- WRITTEN REQUEST
In this exercise, reproduce all the entries that follow exactly.

☆ ☆ ☆ ☆ ☆

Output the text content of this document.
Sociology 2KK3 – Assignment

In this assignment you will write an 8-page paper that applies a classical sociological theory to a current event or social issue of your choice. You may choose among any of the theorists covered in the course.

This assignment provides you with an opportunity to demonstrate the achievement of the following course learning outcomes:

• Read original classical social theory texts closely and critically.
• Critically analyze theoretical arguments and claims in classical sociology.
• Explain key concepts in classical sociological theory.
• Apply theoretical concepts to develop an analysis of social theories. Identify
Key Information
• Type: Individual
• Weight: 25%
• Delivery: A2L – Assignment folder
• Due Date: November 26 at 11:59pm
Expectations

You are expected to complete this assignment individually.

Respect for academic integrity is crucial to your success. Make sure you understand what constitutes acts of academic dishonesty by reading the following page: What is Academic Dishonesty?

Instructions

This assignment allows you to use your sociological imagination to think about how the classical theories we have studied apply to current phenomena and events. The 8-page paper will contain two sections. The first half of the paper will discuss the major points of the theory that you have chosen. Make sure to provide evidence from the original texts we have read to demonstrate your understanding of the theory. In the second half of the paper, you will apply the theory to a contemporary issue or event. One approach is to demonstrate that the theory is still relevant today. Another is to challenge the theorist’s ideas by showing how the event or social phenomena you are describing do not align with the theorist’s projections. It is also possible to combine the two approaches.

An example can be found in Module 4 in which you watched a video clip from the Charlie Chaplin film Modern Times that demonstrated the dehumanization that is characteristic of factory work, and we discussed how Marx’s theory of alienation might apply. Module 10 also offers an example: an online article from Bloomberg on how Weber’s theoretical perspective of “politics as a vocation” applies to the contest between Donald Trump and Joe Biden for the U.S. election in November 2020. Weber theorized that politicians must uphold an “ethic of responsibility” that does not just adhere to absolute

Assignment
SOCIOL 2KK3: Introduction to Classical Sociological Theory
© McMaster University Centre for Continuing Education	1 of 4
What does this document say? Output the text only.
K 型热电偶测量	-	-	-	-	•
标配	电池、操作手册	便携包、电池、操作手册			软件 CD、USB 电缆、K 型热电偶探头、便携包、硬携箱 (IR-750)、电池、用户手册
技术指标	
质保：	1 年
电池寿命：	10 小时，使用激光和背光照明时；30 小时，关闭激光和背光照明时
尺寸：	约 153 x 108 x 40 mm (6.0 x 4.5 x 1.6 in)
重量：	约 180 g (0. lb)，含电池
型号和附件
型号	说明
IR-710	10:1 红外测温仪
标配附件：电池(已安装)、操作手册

☆ ☆ ☆ ☆ ☆

- FINAL ANSWER
Output the text content of this document.
Sociology 2KK3 – Assignment

In this assignment you will write an 8-page paper that applies a classical sociological theory to a current event or social issue of your choice. You may choose among any of the theorists covered in the course.

This assignment provides you with an opportunity to demonstrate the achievement of the following course learning outcomes:

• Read original classical social theory texts closely and critically.
• Critically analyze theoretical arguments and claims in classical sociology.
• Explain key concepts in classical sociological theory.
• Apply theoretical concepts to develop an analysis of social theories. Identify
Key Information
• Type: Individual
• Weight: 25%
• Delivery: A2L – Assignment folder
• Due Date: November 26 at 11:59pm
Expectations

You are expected to complete this assignment individually.

Respect for academic integrity is crucial to your success. Make sure you understand what constitutes acts of academic dishonesty by reading the following page: What is Academic Dishonesty?

Instructions

This assignment allows you to use your sociological imagination to think about how the classical theories we have studied apply to current phenomena and events. The 8-page paper will contain two sections. The first half of the paper will discuss the major points of the theory that you have chosen. Make sure to provide evidence from the original texts we have read to demonstrate your understanding of the theory. In the second half of the paper, you will apply the theory to a contemporary issue or event. One approach is to demonstrate that the theory is still relevant today. Another is to challenge the theorist’s ideas by showing how the event or social phenomena you are describing do not align with the theorist’s projections. It is also possible to combine the two approaches.

An example can be found in Module 4 in which you watched a video clip from the Charlie Chaplin film Modern Times that demonstrated the dehumanization that is characteristic of factory work, and we discussed how Marx’s theory of alienation might apply. Module 10 also offers an example: an online article from Bloomberg on how Weber’s theoretical perspective of “politics as a vocation” applies to the contest between Donald Trump and Joe Biden for the U.S. election in November 2020. Weber theorized that politicians must uphold an “ethic of responsibility” that does not just adhere to absolute

Assignment
SOCIOL 2KK3: Introduction to Classical Sociological Theory
© McMaster University Centre for Continuing Education	1 of 4
What does this document say? Output the text only.
K 型热电偶测量	-	-	-	-	•
标配	电池、操作手册	便携包、电池、操作手册			软件 CD、USB 电缆、K 型热电偶探头、便携包、硬携箱 (IR-750)、电池、用户手册
技术指标	
质保：	1 年
电池寿命：	10 小时，使用激光和背光照明时；30 小时，关闭激光和背光照明时
尺寸：	约 153 x 108 x 40 mm (6.0 x 4.5 x 1.6 in)
重量：	约 180 g (0. lb)，含电池
型号和附件
型号	说明
IR-710	10:1 红外测温仪
标配附件：电池(已安装)、操作手册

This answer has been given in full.